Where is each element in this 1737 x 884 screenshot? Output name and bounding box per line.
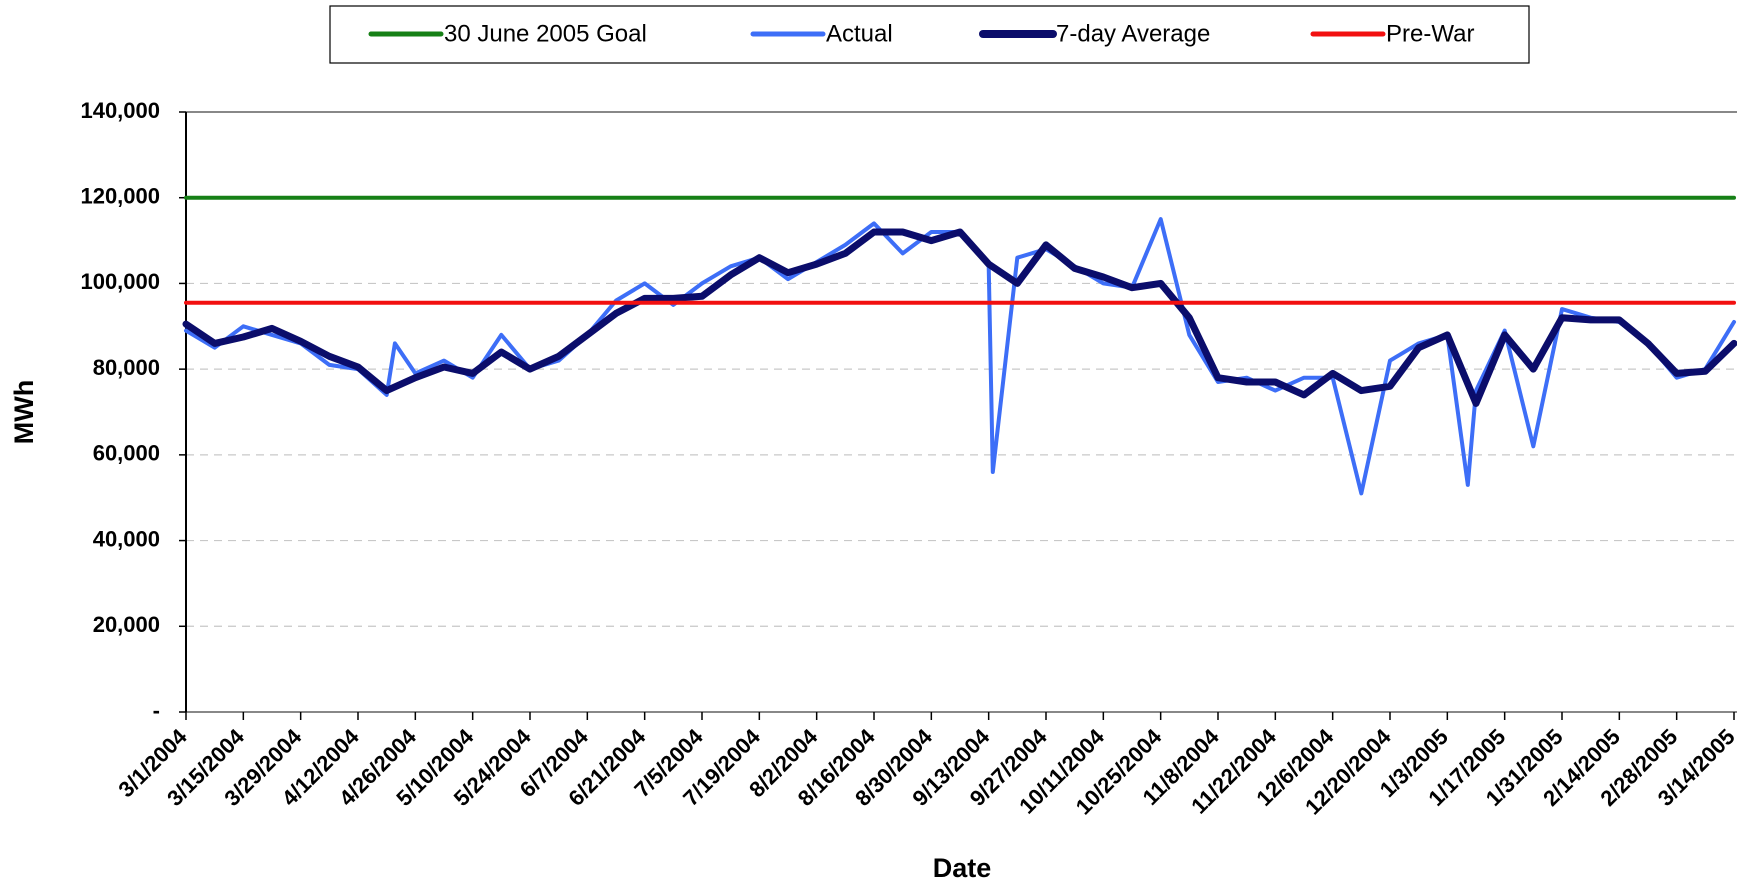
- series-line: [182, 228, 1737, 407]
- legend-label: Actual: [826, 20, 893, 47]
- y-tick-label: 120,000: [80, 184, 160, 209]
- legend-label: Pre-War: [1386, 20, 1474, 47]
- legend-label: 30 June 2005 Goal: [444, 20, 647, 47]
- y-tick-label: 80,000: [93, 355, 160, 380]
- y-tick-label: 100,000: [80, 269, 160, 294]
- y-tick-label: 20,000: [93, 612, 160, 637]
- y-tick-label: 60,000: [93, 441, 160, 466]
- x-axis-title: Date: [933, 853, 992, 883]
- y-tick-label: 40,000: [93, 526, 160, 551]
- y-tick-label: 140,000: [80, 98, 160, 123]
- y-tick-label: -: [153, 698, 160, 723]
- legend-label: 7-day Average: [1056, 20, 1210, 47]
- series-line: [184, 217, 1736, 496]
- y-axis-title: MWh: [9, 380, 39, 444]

* _Problem details_: Turn everything from the line containing "- series-line: [182, 228, 1737, 407]" down to the line containing "- y-tick-label: 100,000: [80, 269, 160, 294]" into a numbered list, skipping any blank lines.

* _Task result_:
1. - series-line: [182, 228, 1737, 407]
2. - legend-label: Actual: [826, 20, 893, 47]
3. - y-tick-label: 120,000: [80, 184, 160, 209]
4. - legend-label: Pre-War: [1386, 20, 1474, 47]
5. - legend-label: 30 June 2005 Goal: [444, 20, 647, 47]
6. - y-tick-label: 80,000: [93, 355, 160, 380]
7. - y-tick-label: 100,000: [80, 269, 160, 294]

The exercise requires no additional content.